◆ WHAT IS NEEDED: Copy out the entries below, from the start through the line with "property-row[interactable]: - Background", keeping every character as it appears.

◆ DATA FOR THIS EXERCISE:
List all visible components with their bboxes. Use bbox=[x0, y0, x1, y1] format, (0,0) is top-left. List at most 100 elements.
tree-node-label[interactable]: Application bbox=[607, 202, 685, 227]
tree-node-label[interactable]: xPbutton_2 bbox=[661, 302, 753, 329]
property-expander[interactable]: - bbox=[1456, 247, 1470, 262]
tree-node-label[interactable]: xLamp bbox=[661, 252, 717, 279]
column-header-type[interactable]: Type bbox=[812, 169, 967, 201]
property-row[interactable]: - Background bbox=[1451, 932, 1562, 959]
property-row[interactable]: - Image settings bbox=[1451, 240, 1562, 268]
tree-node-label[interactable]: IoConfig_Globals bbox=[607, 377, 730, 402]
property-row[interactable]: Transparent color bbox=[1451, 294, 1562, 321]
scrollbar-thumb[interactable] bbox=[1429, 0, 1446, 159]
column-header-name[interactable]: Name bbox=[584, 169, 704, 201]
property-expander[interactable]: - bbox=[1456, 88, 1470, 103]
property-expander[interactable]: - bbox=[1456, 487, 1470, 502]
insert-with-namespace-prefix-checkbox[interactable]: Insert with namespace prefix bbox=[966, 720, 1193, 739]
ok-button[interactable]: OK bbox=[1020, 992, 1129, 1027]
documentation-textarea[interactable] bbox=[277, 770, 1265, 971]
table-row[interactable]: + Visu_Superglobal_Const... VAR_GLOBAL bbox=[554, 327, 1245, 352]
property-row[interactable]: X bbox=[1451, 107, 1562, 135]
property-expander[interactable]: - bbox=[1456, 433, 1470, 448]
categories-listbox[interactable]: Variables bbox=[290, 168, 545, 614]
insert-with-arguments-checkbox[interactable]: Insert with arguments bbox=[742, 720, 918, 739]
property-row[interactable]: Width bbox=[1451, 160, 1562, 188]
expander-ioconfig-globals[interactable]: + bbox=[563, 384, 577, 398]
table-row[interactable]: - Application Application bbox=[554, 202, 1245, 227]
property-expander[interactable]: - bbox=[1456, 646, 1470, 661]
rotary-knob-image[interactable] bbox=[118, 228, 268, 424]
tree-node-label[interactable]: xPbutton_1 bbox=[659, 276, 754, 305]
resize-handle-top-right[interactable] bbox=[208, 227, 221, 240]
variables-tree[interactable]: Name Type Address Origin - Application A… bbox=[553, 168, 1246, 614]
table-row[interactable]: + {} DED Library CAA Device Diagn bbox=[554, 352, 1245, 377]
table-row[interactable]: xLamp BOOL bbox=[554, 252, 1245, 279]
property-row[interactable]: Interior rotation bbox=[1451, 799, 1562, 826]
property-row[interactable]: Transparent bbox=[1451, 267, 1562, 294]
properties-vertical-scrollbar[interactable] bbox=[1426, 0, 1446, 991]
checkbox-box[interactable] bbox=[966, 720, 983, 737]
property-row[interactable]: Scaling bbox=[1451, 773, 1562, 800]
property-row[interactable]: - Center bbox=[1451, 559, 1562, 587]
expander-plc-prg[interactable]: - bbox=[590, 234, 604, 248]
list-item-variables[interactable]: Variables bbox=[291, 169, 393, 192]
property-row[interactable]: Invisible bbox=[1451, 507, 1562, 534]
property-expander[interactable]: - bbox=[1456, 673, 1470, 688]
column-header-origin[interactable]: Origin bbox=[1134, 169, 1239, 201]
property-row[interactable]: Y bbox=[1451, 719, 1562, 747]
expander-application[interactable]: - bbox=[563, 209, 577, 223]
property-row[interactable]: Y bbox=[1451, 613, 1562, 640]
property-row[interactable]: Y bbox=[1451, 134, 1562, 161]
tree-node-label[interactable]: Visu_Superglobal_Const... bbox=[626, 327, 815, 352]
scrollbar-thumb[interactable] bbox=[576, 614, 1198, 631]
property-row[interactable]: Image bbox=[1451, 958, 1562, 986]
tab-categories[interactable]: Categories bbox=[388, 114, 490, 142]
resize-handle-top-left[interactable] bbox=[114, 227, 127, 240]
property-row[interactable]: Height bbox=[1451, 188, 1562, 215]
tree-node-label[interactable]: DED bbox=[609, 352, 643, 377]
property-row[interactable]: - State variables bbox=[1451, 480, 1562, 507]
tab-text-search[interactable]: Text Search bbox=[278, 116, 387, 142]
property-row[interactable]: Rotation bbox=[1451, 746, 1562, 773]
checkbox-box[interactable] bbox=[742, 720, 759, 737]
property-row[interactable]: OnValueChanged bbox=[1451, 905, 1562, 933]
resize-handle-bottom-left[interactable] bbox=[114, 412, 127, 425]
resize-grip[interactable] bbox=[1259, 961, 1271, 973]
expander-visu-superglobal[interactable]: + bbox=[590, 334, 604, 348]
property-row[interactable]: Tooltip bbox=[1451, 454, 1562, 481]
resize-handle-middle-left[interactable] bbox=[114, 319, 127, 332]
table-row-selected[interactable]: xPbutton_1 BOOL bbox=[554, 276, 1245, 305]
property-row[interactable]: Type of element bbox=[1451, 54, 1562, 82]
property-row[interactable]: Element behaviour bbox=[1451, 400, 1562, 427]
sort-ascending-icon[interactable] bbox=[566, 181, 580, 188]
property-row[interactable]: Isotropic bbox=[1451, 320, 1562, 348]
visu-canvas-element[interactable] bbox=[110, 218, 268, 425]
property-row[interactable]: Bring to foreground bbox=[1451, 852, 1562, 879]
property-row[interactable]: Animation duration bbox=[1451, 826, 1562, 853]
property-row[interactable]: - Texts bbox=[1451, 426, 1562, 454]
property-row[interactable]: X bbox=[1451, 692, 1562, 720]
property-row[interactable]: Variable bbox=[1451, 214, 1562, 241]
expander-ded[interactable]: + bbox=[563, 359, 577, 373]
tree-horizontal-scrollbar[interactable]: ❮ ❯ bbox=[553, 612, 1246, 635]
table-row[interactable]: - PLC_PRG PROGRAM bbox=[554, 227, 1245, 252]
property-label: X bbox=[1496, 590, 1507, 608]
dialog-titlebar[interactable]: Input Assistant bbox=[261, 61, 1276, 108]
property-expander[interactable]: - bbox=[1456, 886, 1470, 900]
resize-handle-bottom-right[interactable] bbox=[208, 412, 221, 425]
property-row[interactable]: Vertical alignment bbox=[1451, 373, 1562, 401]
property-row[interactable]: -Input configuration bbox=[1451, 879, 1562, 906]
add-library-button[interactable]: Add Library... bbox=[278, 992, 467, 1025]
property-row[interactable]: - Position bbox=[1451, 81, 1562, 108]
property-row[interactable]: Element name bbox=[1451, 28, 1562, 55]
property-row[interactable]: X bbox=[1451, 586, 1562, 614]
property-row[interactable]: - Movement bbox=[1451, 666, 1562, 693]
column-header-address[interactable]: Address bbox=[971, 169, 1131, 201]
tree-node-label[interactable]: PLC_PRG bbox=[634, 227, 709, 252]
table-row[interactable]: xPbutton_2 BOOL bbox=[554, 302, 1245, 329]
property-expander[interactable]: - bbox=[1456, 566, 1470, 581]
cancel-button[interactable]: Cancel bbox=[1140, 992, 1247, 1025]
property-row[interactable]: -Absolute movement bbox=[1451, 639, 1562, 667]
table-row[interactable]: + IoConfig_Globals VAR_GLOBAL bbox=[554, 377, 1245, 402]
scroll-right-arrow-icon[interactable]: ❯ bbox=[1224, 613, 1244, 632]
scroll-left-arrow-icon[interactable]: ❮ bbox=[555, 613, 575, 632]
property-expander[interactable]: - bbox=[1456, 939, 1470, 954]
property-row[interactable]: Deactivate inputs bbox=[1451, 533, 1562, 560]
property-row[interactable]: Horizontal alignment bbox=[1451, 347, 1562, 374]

◆ EXERCISE RESULT:
List all visible components with their bboxes. Use bbox=[x0, y0, x1, y1] format, (0,0) is top-left. List at most 100 elements.
tree-node-label[interactable]: Application bbox=[607, 202, 685, 227]
tree-node-label[interactable]: xPbutton_2 bbox=[661, 302, 753, 329]
property-expander[interactable]: - bbox=[1456, 247, 1470, 262]
tree-node-label[interactable]: xLamp bbox=[661, 252, 717, 279]
column-header-type[interactable]: Type bbox=[812, 169, 967, 201]
property-row[interactable]: - Background bbox=[1451, 932, 1562, 959]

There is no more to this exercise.